---------- Provided data
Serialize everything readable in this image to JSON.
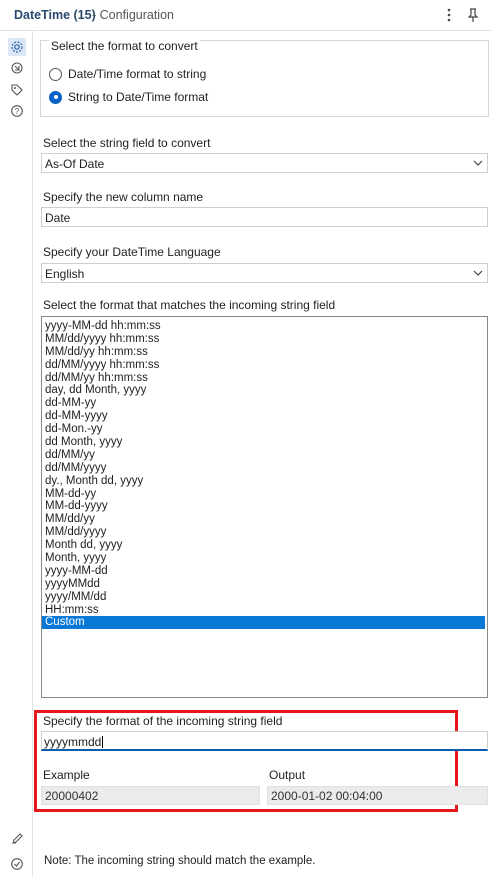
{
  "header": {
    "title": "DateTime (15)",
    "subtitle": "- Configuration"
  },
  "rail": {
    "icons": [
      "gear-icon",
      "connection-icon",
      "tag-icon",
      "help-icon"
    ],
    "bottom_icons": [
      "pencil-icon",
      "check-circle-icon"
    ]
  },
  "convert": {
    "legend": "Select the format to convert",
    "options": [
      "Date/Time format to string",
      "String to Date/Time format"
    ],
    "selected_index": 1
  },
  "field": {
    "label": "Select the string field to convert",
    "value": "As-Of Date"
  },
  "column": {
    "label": "Specify the new column name",
    "value": "Date"
  },
  "language": {
    "label": "Specify your DateTime Language",
    "value": "English"
  },
  "formats": {
    "label": "Select the format that matches the incoming string field",
    "items": [
      "yyyy-MM-dd hh:mm:ss",
      "MM/dd/yyyy hh:mm:ss",
      "MM/dd/yy hh:mm:ss",
      "dd/MM/yyyy hh:mm:ss",
      "dd/MM/yy hh:mm:ss",
      "day, dd Month, yyyy",
      "dd-MM-yy",
      "dd-MM-yyyy",
      "dd-Mon.-yy",
      "dd Month, yyyy",
      "dd/MM/yy",
      "dd/MM/yyyy",
      "dy., Month dd, yyyy",
      "MM-dd-yy",
      "MM-dd-yyyy",
      "MM/dd/yy",
      "MM/dd/yyyy",
      "Month dd, yyyy",
      "Month, yyyy",
      "yyyy-MM-dd",
      "yyyyMMdd",
      "yyyy/MM/dd",
      "HH:mm:ss",
      "Custom"
    ],
    "selected_index": 23
  },
  "custom": {
    "label": "Specify the format of the incoming string field",
    "value": "yyyymmdd"
  },
  "example": {
    "label": "Example",
    "value": "20000402"
  },
  "output": {
    "label": "Output",
    "value": "2000-01-02 00:04:00"
  },
  "note": "Note: The incoming string should match the example.",
  "colors": {
    "accent": "#0b62c4",
    "selection": "#0a78d7",
    "highlight": "#e5171d"
  }
}
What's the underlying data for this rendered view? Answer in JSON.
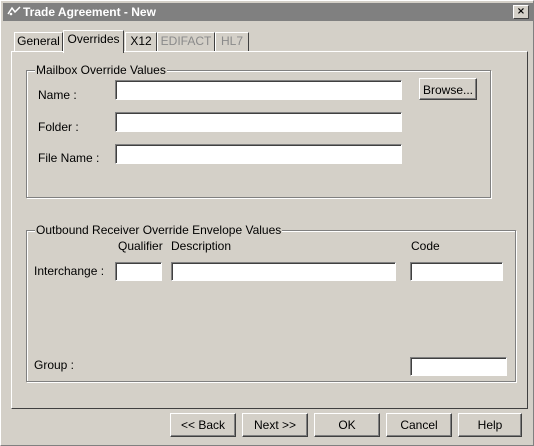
{
  "window": {
    "title": "Trade Agreement - New",
    "close_glyph": "×"
  },
  "tabs": [
    {
      "label": "General",
      "state": "normal"
    },
    {
      "label": "Overrides",
      "state": "active"
    },
    {
      "label": "X12",
      "state": "normal"
    },
    {
      "label": "EDIFACT",
      "state": "disabled"
    },
    {
      "label": "HL7",
      "state": "disabled"
    }
  ],
  "mailbox": {
    "legend": "Mailbox Override Values",
    "name_label": "Name :",
    "name_value": "",
    "folder_label": "Folder :",
    "folder_value": "",
    "filename_label": "File Name :",
    "filename_value": "",
    "browse_label": "Browse..."
  },
  "outbound": {
    "legend": "Outbound Receiver Override Envelope Values",
    "qualifier_header": "Qualifier",
    "description_header": "Description",
    "code_header": "Code",
    "interchange_label": "Interchange :",
    "interchange_qualifier": "",
    "interchange_description": "",
    "interchange_code": "",
    "group_label": "Group :",
    "group_code": ""
  },
  "footer": {
    "back_label": "<< Back",
    "next_label": "Next >>",
    "ok_label": "OK",
    "cancel_label": "Cancel",
    "help_label": "Help"
  },
  "colors": {
    "face": "#d4d0c8",
    "title_inactive": "#808080",
    "disabled_text": "#8a8a8a"
  }
}
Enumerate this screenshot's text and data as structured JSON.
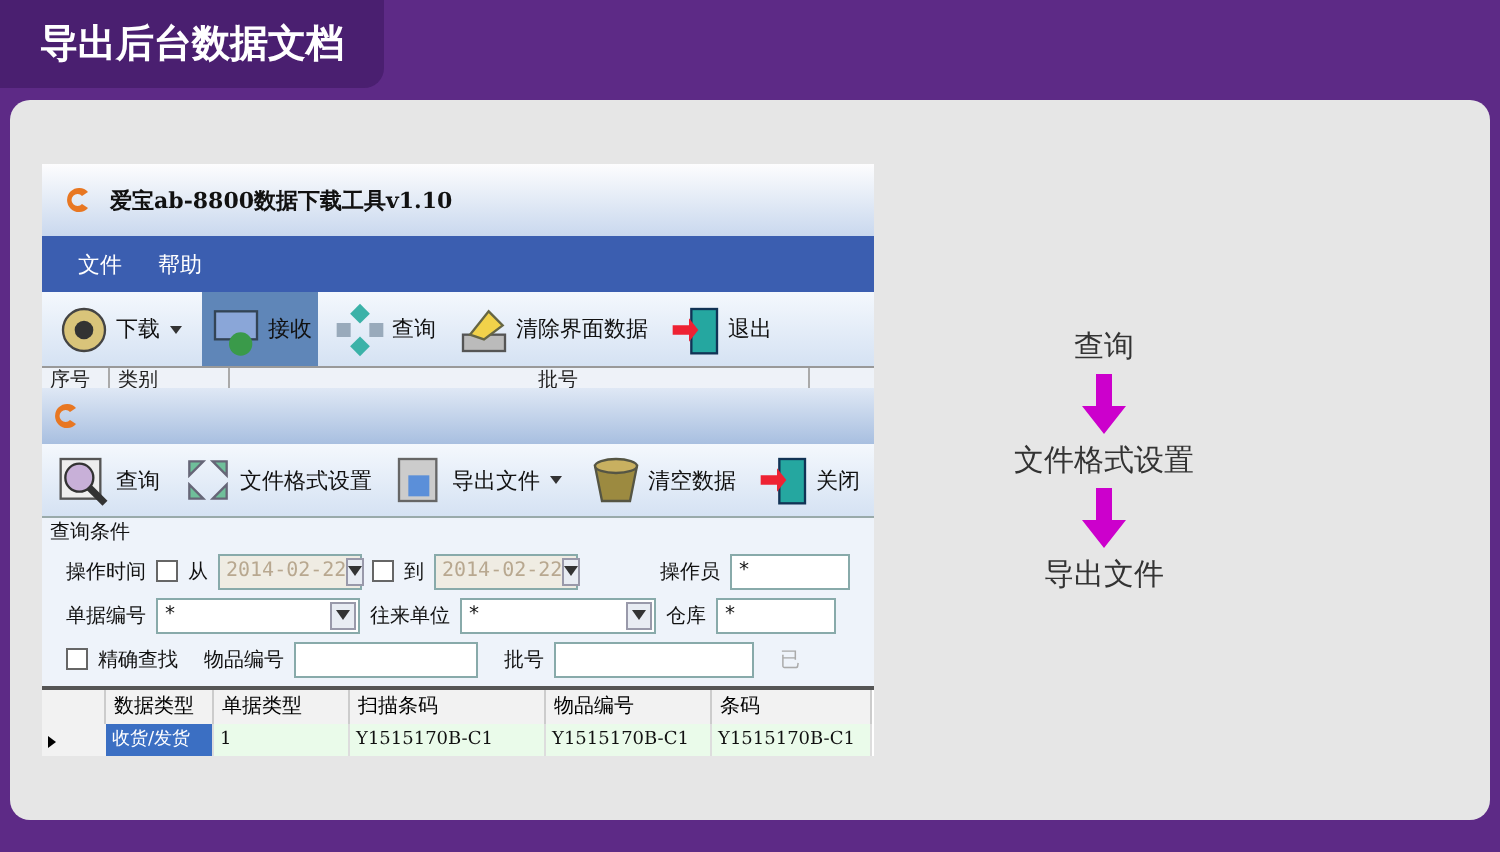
{
  "title": "导出后台数据文档",
  "back_window": {
    "title": "爱宝ab-8800数据下载工具v1.10",
    "menu": [
      "文件",
      "帮助"
    ],
    "toolbar": [
      {
        "label": "下载",
        "dropdown": true,
        "selected": false
      },
      {
        "label": "接收",
        "dropdown": false,
        "selected": true
      },
      {
        "label": "查询",
        "dropdown": false,
        "selected": false
      },
      {
        "label": "清除界面数据",
        "dropdown": false,
        "selected": false
      },
      {
        "label": "退出",
        "dropdown": false,
        "selected": false
      }
    ],
    "columns": [
      "序号",
      "类别",
      "批号"
    ]
  },
  "front_window": {
    "toolbar": [
      {
        "label": "查询",
        "dropdown": false
      },
      {
        "label": "文件格式设置",
        "dropdown": false
      },
      {
        "label": "导出文件",
        "dropdown": true
      },
      {
        "label": "清空数据",
        "dropdown": false
      },
      {
        "label": "关闭",
        "dropdown": false
      }
    ],
    "query": {
      "legend": "查询条件",
      "time_label": "操作时间",
      "from": {
        "label": "从",
        "checked": false,
        "value": "2014-02-22"
      },
      "to": {
        "label": "到",
        "checked": false,
        "value": "2014-02-22"
      },
      "operator": {
        "label": "操作员",
        "value": "*"
      },
      "doc_no": {
        "label": "单据编号",
        "value": "*"
      },
      "partner": {
        "label": "往来单位",
        "value": "*"
      },
      "warehouse": {
        "label": "仓库",
        "value": "*"
      },
      "exact": {
        "label": "精确查找",
        "checked": false
      },
      "item_no": {
        "label": "物品编号"
      },
      "batch": {
        "label": "批号"
      },
      "cut_text": "已"
    },
    "grid": {
      "columns": [
        "数据类型",
        "单据类型",
        "扫描条码",
        "物品编号",
        "条码"
      ],
      "rows": [
        {
          "selected": true,
          "cells": [
            "收货/发货",
            "1",
            "Y1515170B-C1",
            "Y1515170B-C1",
            "Y1515170B-C1"
          ]
        }
      ]
    }
  },
  "flow": [
    "查询",
    "文件格式设置",
    "导出文件"
  ]
}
--------------------
Goal of the exercise: Of the lines in the listing above, how many hold the string "this"? Reply with the number only.

Expected output: 3